Each entry that follows must be output without any deviation.
***** Material provided *****
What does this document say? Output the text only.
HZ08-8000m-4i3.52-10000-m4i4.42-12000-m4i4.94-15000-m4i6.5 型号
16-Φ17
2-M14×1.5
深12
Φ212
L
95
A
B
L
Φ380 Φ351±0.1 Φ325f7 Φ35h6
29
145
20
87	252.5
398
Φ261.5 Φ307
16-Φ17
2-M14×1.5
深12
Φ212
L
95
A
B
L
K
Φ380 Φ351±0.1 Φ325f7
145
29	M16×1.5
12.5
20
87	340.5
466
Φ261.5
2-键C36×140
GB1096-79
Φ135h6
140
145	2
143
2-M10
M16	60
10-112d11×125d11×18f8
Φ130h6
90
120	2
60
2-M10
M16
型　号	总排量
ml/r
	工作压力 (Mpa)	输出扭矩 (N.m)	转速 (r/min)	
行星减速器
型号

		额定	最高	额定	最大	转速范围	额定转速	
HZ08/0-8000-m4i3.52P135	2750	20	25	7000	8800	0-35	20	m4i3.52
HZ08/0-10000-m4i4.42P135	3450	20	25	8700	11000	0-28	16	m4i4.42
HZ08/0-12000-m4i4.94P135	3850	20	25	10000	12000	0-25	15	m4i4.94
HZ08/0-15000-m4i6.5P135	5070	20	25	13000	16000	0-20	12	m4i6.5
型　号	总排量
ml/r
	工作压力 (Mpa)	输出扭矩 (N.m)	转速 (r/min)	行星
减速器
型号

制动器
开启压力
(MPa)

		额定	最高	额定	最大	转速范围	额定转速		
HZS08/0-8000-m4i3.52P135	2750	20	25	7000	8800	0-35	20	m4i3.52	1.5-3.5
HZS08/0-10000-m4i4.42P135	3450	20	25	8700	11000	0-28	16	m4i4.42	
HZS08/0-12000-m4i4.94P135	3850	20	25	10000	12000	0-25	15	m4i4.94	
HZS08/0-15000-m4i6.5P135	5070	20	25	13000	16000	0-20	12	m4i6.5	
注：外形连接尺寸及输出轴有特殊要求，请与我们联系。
*****
Written solution ->
What does this document say? Output the text only.
HZ08-8000m-4i3.52-10000-m4i4.42-12000-m4i4.94-15000-m4i6.5 型号
16-Φ17
2-M14×1.5
深12
Φ212
L
95
A
B
L
Φ380 Φ351±0.1 Φ325f7 Φ35h6
29
145
20
87	252.5
398
Φ261.5 Φ307
16-Φ17
2-M14×1.5
深12
Φ212
L
95
A
B
L
K
Φ380 Φ351±0.1 Φ325f7
145
29	M16×1.5
12.5
20
87	340.5
466
Φ261.5
2-键C36×140
GB1096-79
Φ135h6
140
145	2
143
2-M10
M16	60
10-112d11×125d11×18f8
Φ130h6
90
120	2
60
2-M10
M16
型　号	总排量
ml/r
	工作压力 (Mpa)	输出扭矩 (N.m)	转速 (r/min)	
行星减速器
型号

		额定	最高	额定	最大	转速范围	额定转速	
HZ08/0-8000-m4i3.52P135	2750	20	25	7000	8800	0-35	20	m4i3.52
HZ08/0-10000-m4i4.42P135	3450	20	25	8700	11000	0-28	16	m4i4.42
HZ08/0-12000-m4i4.94P135	3850	20	25	10000	12000	0-25	15	m4i4.94
HZ08/0-15000-m4i6.5P135	5070	20	25	13000	16000	0-20	12	m4i6.5
型　号	总排量
ml/r
	工作压力 (Mpa)	输出扭矩 (N.m)	转速 (r/min)	行星
减速器
型号

制动器
开启压力
(MPa)

		额定	最高	额定	最大	转速范围	额定转速		
HZS08/0-8000-m4i3.52P135	2750	20	25	7000	8800	0-35	20	m4i3.52	1.5-3.5
HZS08/0-10000-m4i4.42P135	3450	20	25	8700	11000	0-28	16	m4i4.42	
HZS08/0-12000-m4i4.94P135	3850	20	25	10000	12000	0-25	15	m4i4.94	
HZS08/0-15000-m4i6.5P135	5070	20	25	13000	16000	0-20	12	m4i6.5	
注：外形连接尺寸及输出轴有特殊要求，请与我们联系。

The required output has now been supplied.